──────── Input
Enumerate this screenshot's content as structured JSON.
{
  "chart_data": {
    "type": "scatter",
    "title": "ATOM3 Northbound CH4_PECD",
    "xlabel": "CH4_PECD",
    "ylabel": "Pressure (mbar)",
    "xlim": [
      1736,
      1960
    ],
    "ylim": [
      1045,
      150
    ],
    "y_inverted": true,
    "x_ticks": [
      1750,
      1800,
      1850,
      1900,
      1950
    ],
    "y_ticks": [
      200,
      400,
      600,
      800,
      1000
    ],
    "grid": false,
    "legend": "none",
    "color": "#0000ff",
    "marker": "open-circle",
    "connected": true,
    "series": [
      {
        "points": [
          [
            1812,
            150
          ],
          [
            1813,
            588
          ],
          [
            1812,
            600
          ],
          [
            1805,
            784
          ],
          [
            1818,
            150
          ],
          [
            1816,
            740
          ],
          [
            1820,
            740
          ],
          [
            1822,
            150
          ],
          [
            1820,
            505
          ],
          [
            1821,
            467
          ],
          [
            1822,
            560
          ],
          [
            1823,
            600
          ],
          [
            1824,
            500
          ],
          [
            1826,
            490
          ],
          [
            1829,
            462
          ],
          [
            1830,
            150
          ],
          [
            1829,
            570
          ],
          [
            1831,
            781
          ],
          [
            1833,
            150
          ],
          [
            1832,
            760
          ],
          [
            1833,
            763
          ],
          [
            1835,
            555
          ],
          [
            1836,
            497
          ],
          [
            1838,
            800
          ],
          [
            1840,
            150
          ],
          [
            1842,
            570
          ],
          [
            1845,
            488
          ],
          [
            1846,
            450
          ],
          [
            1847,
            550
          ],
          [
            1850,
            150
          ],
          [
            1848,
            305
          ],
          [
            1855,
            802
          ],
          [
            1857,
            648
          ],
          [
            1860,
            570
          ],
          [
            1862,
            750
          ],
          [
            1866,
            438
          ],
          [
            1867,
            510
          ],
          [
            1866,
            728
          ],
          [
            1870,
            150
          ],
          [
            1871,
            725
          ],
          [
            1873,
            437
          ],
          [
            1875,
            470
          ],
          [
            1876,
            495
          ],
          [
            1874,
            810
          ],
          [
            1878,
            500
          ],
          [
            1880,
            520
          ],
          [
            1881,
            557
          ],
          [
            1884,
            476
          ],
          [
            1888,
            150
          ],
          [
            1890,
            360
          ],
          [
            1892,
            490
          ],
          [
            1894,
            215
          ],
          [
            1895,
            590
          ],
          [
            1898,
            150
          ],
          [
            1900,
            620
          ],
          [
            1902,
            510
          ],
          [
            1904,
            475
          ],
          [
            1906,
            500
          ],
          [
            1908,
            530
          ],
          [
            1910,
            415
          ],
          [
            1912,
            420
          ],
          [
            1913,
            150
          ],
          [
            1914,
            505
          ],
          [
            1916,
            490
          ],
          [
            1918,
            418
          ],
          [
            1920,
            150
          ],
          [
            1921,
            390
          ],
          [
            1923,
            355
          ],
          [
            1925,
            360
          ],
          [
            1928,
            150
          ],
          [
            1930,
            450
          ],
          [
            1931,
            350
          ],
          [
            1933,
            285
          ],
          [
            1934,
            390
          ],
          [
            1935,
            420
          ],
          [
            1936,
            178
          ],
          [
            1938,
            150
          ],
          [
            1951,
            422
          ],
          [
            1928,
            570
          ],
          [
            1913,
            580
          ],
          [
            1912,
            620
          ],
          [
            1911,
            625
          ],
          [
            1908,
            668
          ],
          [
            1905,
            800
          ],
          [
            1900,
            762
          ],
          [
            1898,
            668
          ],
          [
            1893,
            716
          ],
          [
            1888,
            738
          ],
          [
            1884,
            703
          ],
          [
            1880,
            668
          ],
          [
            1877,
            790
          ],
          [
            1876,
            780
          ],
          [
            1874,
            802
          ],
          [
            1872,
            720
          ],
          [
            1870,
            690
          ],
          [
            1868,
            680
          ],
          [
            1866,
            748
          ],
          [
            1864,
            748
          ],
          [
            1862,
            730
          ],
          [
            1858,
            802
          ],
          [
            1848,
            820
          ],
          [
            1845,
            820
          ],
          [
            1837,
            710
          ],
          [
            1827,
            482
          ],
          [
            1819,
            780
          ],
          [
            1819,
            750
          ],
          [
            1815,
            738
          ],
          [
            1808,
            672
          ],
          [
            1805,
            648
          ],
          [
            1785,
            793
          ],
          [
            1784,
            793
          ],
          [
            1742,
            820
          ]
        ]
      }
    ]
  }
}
────────────────
### Exercise task
Restate the whole listing exactly.

### Worked solution
Enumerate this screenshot's content as structured JSON.
{
  "chart_data": {
    "type": "scatter",
    "title": "ATOM3 Northbound CH4_PECD",
    "xlabel": "CH4_PECD",
    "ylabel": "Pressure (mbar)",
    "xlim": [
      1736,
      1960
    ],
    "ylim": [
      1045,
      150
    ],
    "y_inverted": true,
    "x_ticks": [
      1750,
      1800,
      1850,
      1900,
      1950
    ],
    "y_ticks": [
      200,
      400,
      600,
      800,
      1000
    ],
    "grid": false,
    "legend": "none",
    "color": "#0000ff",
    "marker": "open-circle",
    "connected": true,
    "series": [
      {
        "points": [
          [
            1812,
            150
          ],
          [
            1813,
            588
          ],
          [
            1812,
            600
          ],
          [
            1805,
            784
          ],
          [
            1818,
            150
          ],
          [
            1816,
            740
          ],
          [
            1820,
            740
          ],
          [
            1822,
            150
          ],
          [
            1820,
            505
          ],
          [
            1821,
            467
          ],
          [
            1822,
            560
          ],
          [
            1823,
            600
          ],
          [
            1824,
            500
          ],
          [
            1826,
            490
          ],
          [
            1829,
            462
          ],
          [
            1830,
            150
          ],
          [
            1829,
            570
          ],
          [
            1831,
            781
          ],
          [
            1833,
            150
          ],
          [
            1832,
            760
          ],
          [
            1833,
            763
          ],
          [
            1835,
            555
          ],
          [
            1836,
            497
          ],
          [
            1838,
            800
          ],
          [
            1840,
            150
          ],
          [
            1842,
            570
          ],
          [
            1845,
            488
          ],
          [
            1846,
            450
          ],
          [
            1847,
            550
          ],
          [
            1850,
            150
          ],
          [
            1848,
            305
          ],
          [
            1855,
            802
          ],
          [
            1857,
            648
          ],
          [
            1860,
            570
          ],
          [
            1862,
            750
          ],
          [
            1866,
            438
          ],
          [
            1867,
            510
          ],
          [
            1866,
            728
          ],
          [
            1870,
            150
          ],
          [
            1871,
            725
          ],
          [
            1873,
            437
          ],
          [
            1875,
            470
          ],
          [
            1876,
            495
          ],
          [
            1874,
            810
          ],
          [
            1878,
            500
          ],
          [
            1880,
            520
          ],
          [
            1881,
            557
          ],
          [
            1884,
            476
          ],
          [
            1888,
            150
          ],
          [
            1890,
            360
          ],
          [
            1892,
            490
          ],
          [
            1894,
            215
          ],
          [
            1895,
            590
          ],
          [
            1898,
            150
          ],
          [
            1900,
            620
          ],
          [
            1902,
            510
          ],
          [
            1904,
            475
          ],
          [
            1906,
            500
          ],
          [
            1908,
            530
          ],
          [
            1910,
            415
          ],
          [
            1912,
            420
          ],
          [
            1913,
            150
          ],
          [
            1914,
            505
          ],
          [
            1916,
            490
          ],
          [
            1918,
            418
          ],
          [
            1920,
            150
          ],
          [
            1921,
            390
          ],
          [
            1923,
            355
          ],
          [
            1925,
            360
          ],
          [
            1928,
            150
          ],
          [
            1930,
            450
          ],
          [
            1931,
            350
          ],
          [
            1933,
            285
          ],
          [
            1934,
            390
          ],
          [
            1935,
            420
          ],
          [
            1936,
            178
          ],
          [
            1938,
            150
          ],
          [
            1951,
            422
          ],
          [
            1928,
            570
          ],
          [
            1913,
            580
          ],
          [
            1912,
            620
          ],
          [
            1911,
            625
          ],
          [
            1908,
            668
          ],
          [
            1905,
            800
          ],
          [
            1900,
            762
          ],
          [
            1898,
            668
          ],
          [
            1893,
            716
          ],
          [
            1888,
            738
          ],
          [
            1884,
            703
          ],
          [
            1880,
            668
          ],
          [
            1877,
            790
          ],
          [
            1876,
            780
          ],
          [
            1874,
            802
          ],
          [
            1872,
            720
          ],
          [
            1870,
            690
          ],
          [
            1868,
            680
          ],
          [
            1866,
            748
          ],
          [
            1864,
            748
          ],
          [
            1862,
            730
          ],
          [
            1858,
            802
          ],
          [
            1848,
            820
          ],
          [
            1845,
            820
          ],
          [
            1837,
            710
          ],
          [
            1827,
            482
          ],
          [
            1819,
            780
          ],
          [
            1819,
            750
          ],
          [
            1815,
            738
          ],
          [
            1808,
            672
          ],
          [
            1805,
            648
          ],
          [
            1785,
            793
          ],
          [
            1784,
            793
          ],
          [
            1742,
            820
          ]
        ]
      }
    ]
  }
}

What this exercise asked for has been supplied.